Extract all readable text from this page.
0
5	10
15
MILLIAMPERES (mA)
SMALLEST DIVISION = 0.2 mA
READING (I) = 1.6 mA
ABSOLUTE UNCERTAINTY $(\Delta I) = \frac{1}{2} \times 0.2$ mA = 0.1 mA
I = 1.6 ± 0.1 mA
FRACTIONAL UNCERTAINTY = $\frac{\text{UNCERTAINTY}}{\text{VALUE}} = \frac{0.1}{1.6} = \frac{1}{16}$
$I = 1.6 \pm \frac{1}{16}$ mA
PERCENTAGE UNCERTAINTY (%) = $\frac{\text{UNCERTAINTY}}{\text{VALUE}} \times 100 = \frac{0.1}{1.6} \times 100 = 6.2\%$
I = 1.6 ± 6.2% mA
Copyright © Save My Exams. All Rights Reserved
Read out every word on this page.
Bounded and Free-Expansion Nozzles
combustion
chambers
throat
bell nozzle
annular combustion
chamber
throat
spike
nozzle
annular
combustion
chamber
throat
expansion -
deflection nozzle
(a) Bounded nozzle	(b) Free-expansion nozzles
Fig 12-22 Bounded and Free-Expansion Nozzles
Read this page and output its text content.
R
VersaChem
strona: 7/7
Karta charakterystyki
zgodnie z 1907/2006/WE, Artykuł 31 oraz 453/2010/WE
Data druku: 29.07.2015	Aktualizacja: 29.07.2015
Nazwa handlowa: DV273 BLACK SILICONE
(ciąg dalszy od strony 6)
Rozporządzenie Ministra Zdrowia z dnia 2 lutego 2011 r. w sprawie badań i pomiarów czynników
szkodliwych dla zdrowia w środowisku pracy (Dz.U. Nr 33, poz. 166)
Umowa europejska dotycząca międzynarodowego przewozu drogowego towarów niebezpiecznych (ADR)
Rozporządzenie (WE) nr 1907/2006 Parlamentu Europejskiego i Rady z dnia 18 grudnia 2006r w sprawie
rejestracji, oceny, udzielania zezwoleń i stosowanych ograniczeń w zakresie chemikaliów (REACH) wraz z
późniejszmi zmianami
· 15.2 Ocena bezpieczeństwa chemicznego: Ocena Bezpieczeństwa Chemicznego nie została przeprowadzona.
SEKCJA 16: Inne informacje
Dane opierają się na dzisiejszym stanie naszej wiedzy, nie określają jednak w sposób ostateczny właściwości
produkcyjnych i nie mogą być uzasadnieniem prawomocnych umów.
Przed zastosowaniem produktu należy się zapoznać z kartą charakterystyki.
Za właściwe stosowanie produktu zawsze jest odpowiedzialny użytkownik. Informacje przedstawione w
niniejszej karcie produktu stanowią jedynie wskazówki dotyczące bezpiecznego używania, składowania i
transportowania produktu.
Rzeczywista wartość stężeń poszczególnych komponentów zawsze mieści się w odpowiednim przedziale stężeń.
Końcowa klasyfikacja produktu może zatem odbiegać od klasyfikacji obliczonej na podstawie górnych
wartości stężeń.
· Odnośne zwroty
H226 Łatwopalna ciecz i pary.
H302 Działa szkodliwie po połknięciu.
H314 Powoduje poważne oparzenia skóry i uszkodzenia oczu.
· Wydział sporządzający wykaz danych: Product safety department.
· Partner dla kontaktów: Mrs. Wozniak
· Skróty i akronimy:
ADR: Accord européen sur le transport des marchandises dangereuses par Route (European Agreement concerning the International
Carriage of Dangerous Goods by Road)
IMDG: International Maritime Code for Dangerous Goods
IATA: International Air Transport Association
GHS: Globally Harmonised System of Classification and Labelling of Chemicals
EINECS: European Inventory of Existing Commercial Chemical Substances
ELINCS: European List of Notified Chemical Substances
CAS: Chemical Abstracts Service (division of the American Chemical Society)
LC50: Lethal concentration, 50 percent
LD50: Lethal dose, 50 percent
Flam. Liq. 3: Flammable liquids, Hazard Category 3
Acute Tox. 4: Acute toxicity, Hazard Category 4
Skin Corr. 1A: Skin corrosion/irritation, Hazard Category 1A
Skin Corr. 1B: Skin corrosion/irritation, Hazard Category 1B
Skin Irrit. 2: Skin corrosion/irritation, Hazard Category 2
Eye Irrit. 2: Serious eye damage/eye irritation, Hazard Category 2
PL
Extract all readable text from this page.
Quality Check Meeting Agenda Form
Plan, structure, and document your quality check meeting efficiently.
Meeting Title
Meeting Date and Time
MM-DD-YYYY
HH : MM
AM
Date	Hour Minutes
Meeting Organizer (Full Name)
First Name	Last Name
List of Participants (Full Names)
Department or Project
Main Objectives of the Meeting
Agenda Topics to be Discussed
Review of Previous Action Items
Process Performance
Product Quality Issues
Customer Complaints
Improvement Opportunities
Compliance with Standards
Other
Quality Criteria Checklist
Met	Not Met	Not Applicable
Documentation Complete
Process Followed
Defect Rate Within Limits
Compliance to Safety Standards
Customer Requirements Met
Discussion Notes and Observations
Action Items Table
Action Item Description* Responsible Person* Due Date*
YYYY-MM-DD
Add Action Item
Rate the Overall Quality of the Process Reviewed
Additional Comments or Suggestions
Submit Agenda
*****
Pick out the lines that include the word "corrosion" and write them out.

> _Answer to this task_
Skin Corr. 1A: Skin corrosion/irritation, Hazard Category 1A
Skin Corr. 1B: Skin corrosion/irritation, Hazard Category 1B
Skin Irrit. 2: Skin corrosion/irritation, Hazard Category 2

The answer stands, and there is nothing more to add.